---- INFORMATION SUPPLIED

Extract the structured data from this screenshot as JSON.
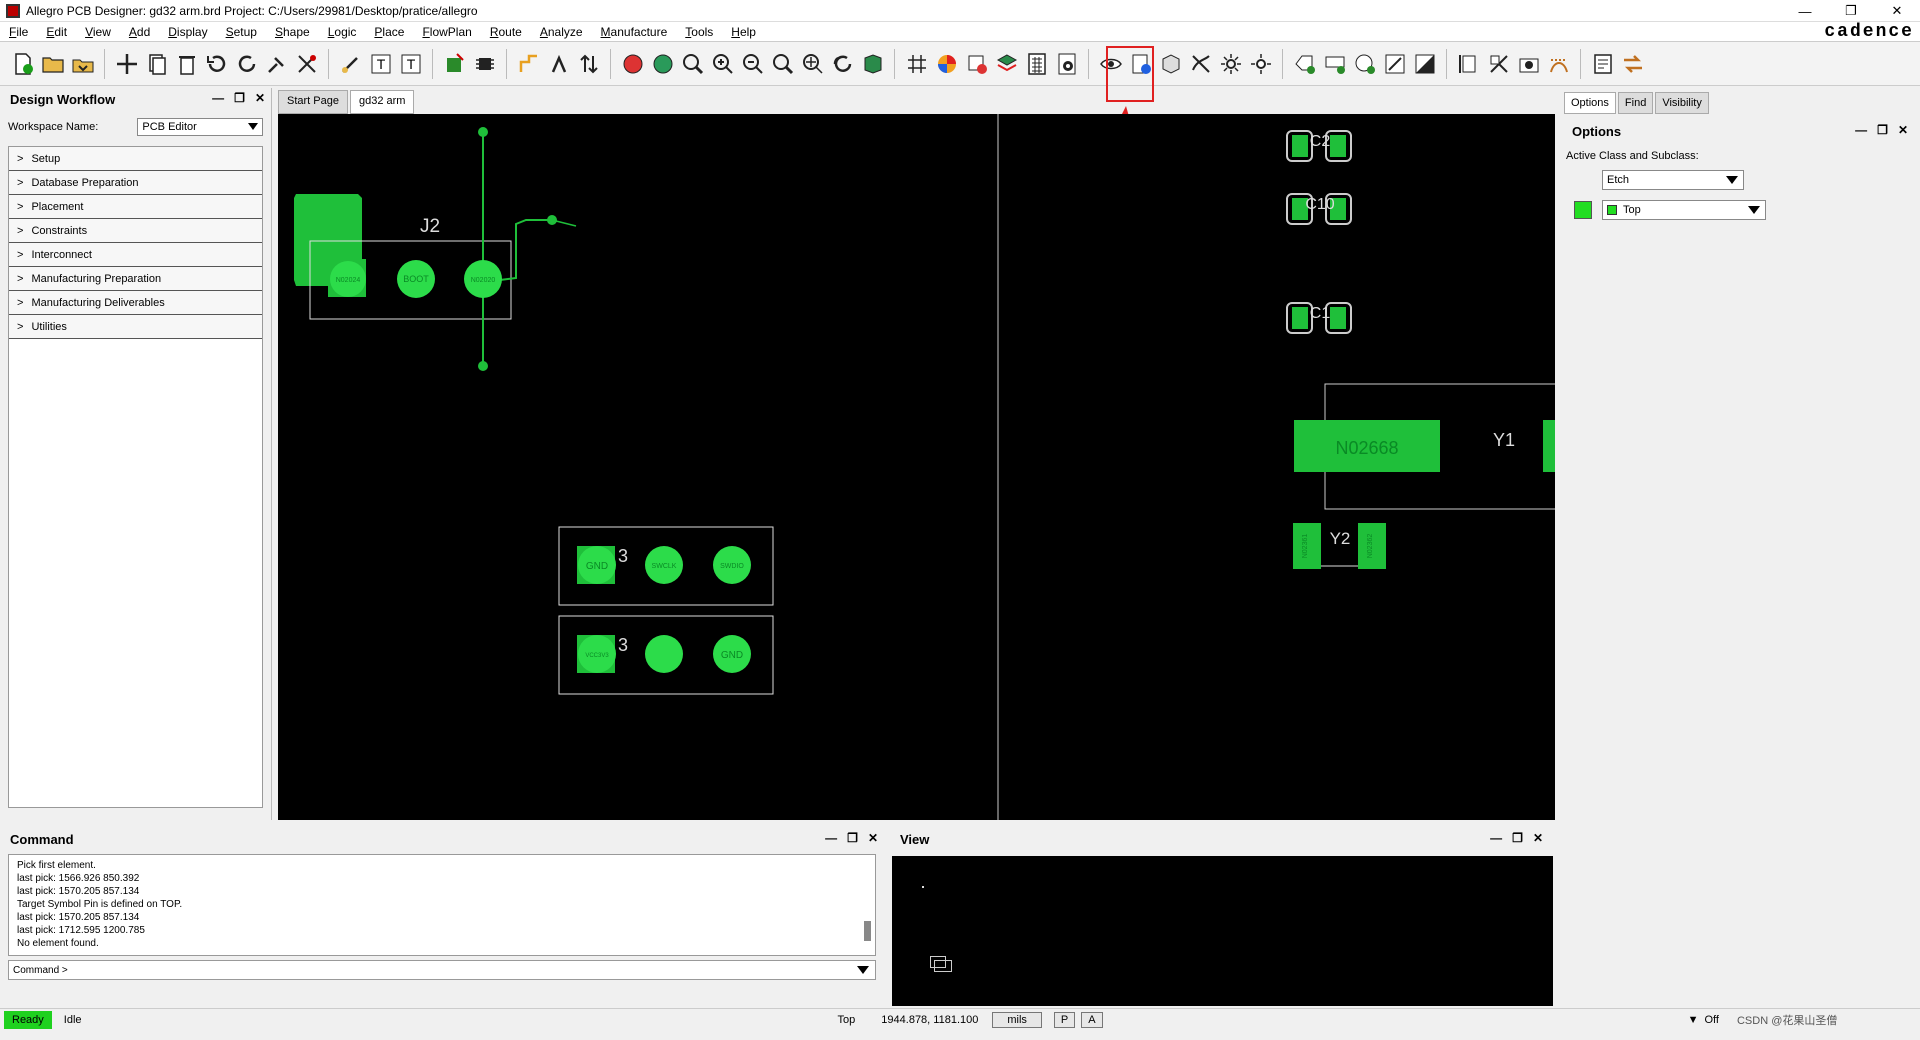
{
  "window": {
    "title": "Allegro PCB Designer: gd32 arm.brd  Project: C:/Users/29981/Desktop/pratice/allegro",
    "brand": "cadence"
  },
  "menu": [
    "File",
    "Edit",
    "View",
    "Add",
    "Display",
    "Setup",
    "Shape",
    "Logic",
    "Place",
    "FlowPlan",
    "Route",
    "Analyze",
    "Manufacture",
    "Tools",
    "Help"
  ],
  "left_panel": {
    "title": "Design Workflow",
    "workspace_label": "Workspace Name:",
    "workspace_value": "PCB Editor",
    "items": [
      "Setup",
      "Database Preparation",
      "Placement",
      "Constraints",
      "Interconnect",
      "Manufacturing Preparation",
      "Manufacturing Deliverables",
      "Utilities"
    ]
  },
  "tabs": [
    "Start Page",
    "gd32 arm"
  ],
  "canvas": {
    "j2_label": "J2",
    "j2_pins": [
      "N02024",
      "BOOT",
      "N02020"
    ],
    "conn_a_pins": [
      "GND",
      "SWCLK",
      "SWDIO"
    ],
    "conn_b_pins": [
      "VCC3V3",
      "",
      "GND"
    ],
    "conn_a_ref": "3",
    "conn_b_ref": "3",
    "c2": "C2",
    "c10": "C10",
    "c1": "C1",
    "y1": "Y1",
    "y1_net": "N02668",
    "y2": "Y2",
    "y2_net_left": "N02361",
    "y2_net_right": "N02362"
  },
  "right_panel": {
    "tabs": [
      "Options",
      "Find",
      "Visibility"
    ],
    "title": "Options",
    "active_label": "Active Class and Subclass:",
    "class_value": "Etch",
    "subclass_value": "Top",
    "subclass_color": "#22dd22"
  },
  "command": {
    "title": "Command",
    "lines": [
      "Pick first element.",
      "last pick:  1566.926 850.392",
      "last pick:  1570.205 857.134",
      "Target Symbol Pin is defined on TOP.",
      "last pick:  1570.205 857.134",
      "last pick:  1712.595 1200.785",
      "No element found."
    ],
    "prompt": "Command >"
  },
  "view_panel": {
    "title": "View"
  },
  "status": {
    "ready": "Ready",
    "idle": "Idle",
    "layer": "Top",
    "coords": "1944.878, 1181.100",
    "units": "mils",
    "p": "P",
    "a": "A",
    "filter": "Off",
    "watermark": "CSDN @花果山圣僧"
  },
  "colors": {
    "pad": "#1fbf3a",
    "pad_dark": "#0a8a25",
    "highlight": "#e02020"
  }
}
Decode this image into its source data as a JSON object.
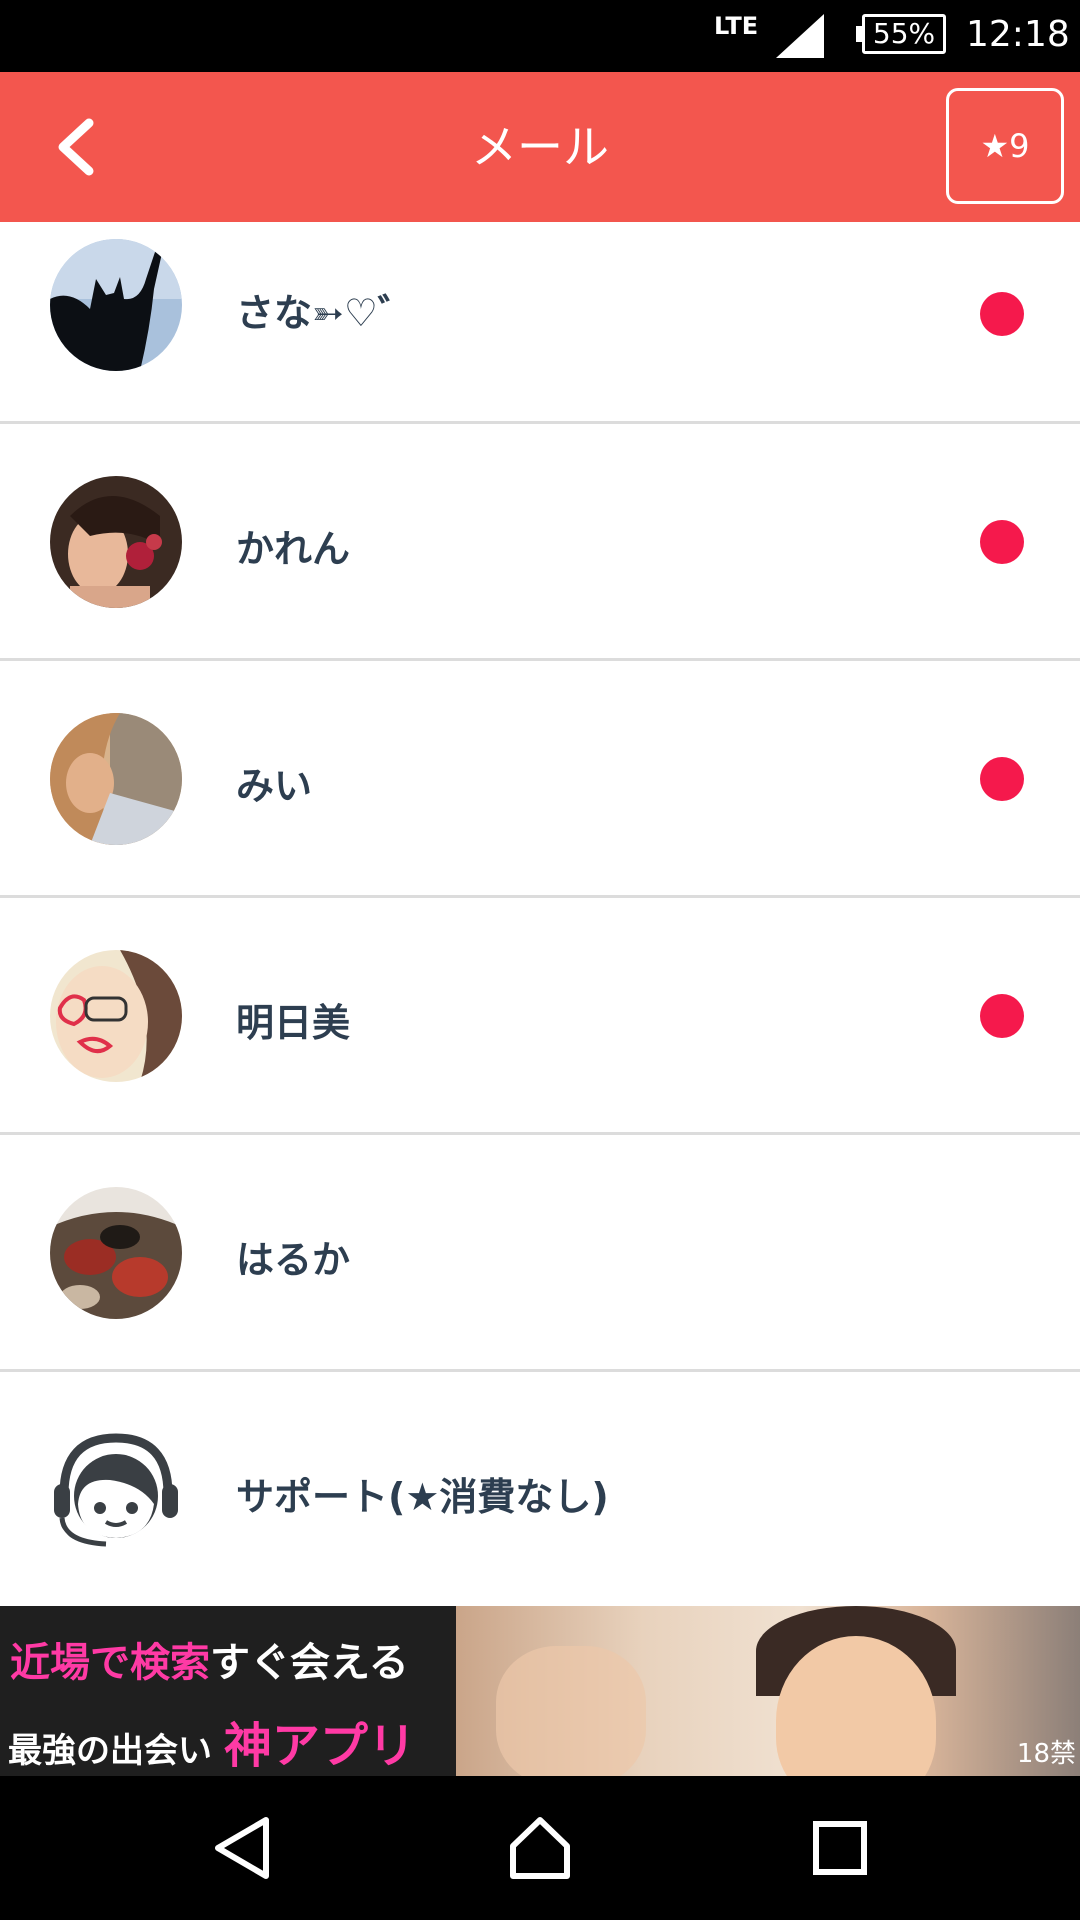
{
  "status_bar": {
    "network": "LTE",
    "battery": "55%",
    "time": "12:18"
  },
  "header": {
    "title": "メール",
    "star_badge": "★9"
  },
  "messages": [
    {
      "name": "さな➳♡゛",
      "unread": true,
      "avatar": "cat-silhouette-photo"
    },
    {
      "name": "かれん",
      "unread": true,
      "avatar": "woman-portrait-photo"
    },
    {
      "name": "みい",
      "unread": true,
      "avatar": "woman-photo"
    },
    {
      "name": "明日美",
      "unread": true,
      "avatar": "woman-glasses-photo"
    },
    {
      "name": "はるか",
      "unread": false,
      "avatar": "camo-jacket-photo"
    },
    {
      "name": "サポート(★消費なし)",
      "unread": false,
      "avatar": "support-headset-icon"
    }
  ],
  "banner": {
    "line1_pink": "近場で検索",
    "line1_white": "すぐ会える",
    "line2_white": "最強の出会い",
    "line2_pink": "神アプリ",
    "age_label": "18禁"
  },
  "colors": {
    "header": "#f3564e",
    "unread_dot": "#f5194c",
    "name_text": "#2d3e50",
    "banner_pink": "#ff3aa5"
  }
}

--------

_WHAT YOU ARE ASKED TO DO_
Write out the listing word for word, omitting the pictures it holds.

_OUTPUT FOR THIS EXERCISE_
Extract the structured data from this screenshot as JSON.
{
  "window": {
    "title": "Allegro PCB Designer: gd32 arm.brd  Project: C:/Users/29981/Desktop/pratice/allegro",
    "brand": "cadence"
  },
  "menu": [
    "File",
    "Edit",
    "View",
    "Add",
    "Display",
    "Setup",
    "Shape",
    "Logic",
    "Place",
    "FlowPlan",
    "Route",
    "Analyze",
    "Manufacture",
    "Tools",
    "Help"
  ],
  "left_panel": {
    "title": "Design Workflow",
    "workspace_label": "Workspace Name:",
    "workspace_value": "PCB Editor",
    "items": [
      "Setup",
      "Database Preparation",
      "Placement",
      "Constraints",
      "Interconnect",
      "Manufacturing Preparation",
      "Manufacturing Deliverables",
      "Utilities"
    ]
  },
  "tabs": [
    "Start Page",
    "gd32 arm"
  ],
  "canvas": {
    "j2_label": "J2",
    "j2_pins": [
      "N02024",
      "BOOT",
      "N02020"
    ],
    "conn_a_pins": [
      "GND",
      "SWCLK",
      "SWDIO"
    ],
    "conn_b_pins": [
      "VCC3V3",
      "",
      "GND"
    ],
    "conn_a_ref": "3",
    "conn_b_ref": "3",
    "c2": "C2",
    "c10": "C10",
    "c1": "C1",
    "y1": "Y1",
    "y1_net": "N02668",
    "y2": "Y2",
    "y2_net_left": "N02361",
    "y2_net_right": "N02362"
  },
  "right_panel": {
    "tabs": [
      "Options",
      "Find",
      "Visibility"
    ],
    "title": "Options",
    "active_label": "Active Class and Subclass:",
    "class_value": "Etch",
    "subclass_value": "Top",
    "subclass_color": "#22dd22"
  },
  "command": {
    "title": "Command",
    "lines": [
      "Pick first element.",
      "last pick:  1566.926 850.392",
      "last pick:  1570.205 857.134",
      "Target Symbol Pin is defined on TOP.",
      "last pick:  1570.205 857.134",
      "last pick:  1712.595 1200.785",
      "No element found."
    ],
    "prompt": "Command >"
  },
  "view_panel": {
    "title": "View"
  },
  "status": {
    "ready": "Ready",
    "idle": "Idle",
    "layer": "Top",
    "coords": "1944.878, 1181.100",
    "units": "mils",
    "p": "P",
    "a": "A",
    "filter": "Off",
    "watermark": "CSDN @花果山圣僧"
  },
  "colors": {
    "pad": "#1fbf3a",
    "pad_dark": "#0a8a25",
    "highlight": "#e02020"
  }
}
Decode this image into its source data as a JSON object.
{
  "status_bar": {
    "network": "LTE",
    "battery": "55%",
    "time": "12:18"
  },
  "header": {
    "title": "メール",
    "star_badge": "★9"
  },
  "messages": [
    {
      "name": "さな➳♡゛",
      "unread": true,
      "avatar": "cat-silhouette-photo"
    },
    {
      "name": "かれん",
      "unread": true,
      "avatar": "woman-portrait-photo"
    },
    {
      "name": "みい",
      "unread": true,
      "avatar": "woman-photo"
    },
    {
      "name": "明日美",
      "unread": true,
      "avatar": "woman-glasses-photo"
    },
    {
      "name": "はるか",
      "unread": false,
      "avatar": "camo-jacket-photo"
    },
    {
      "name": "サポート(★消費なし)",
      "unread": false,
      "avatar": "support-headset-icon"
    }
  ],
  "banner": {
    "line1_pink": "近場で検索",
    "line1_white": "すぐ会える",
    "line2_white": "最強の出会い",
    "line2_pink": "神アプリ",
    "age_label": "18禁"
  },
  "colors": {
    "header": "#f3564e",
    "unread_dot": "#f5194c",
    "name_text": "#2d3e50",
    "banner_pink": "#ff3aa5"
  }
}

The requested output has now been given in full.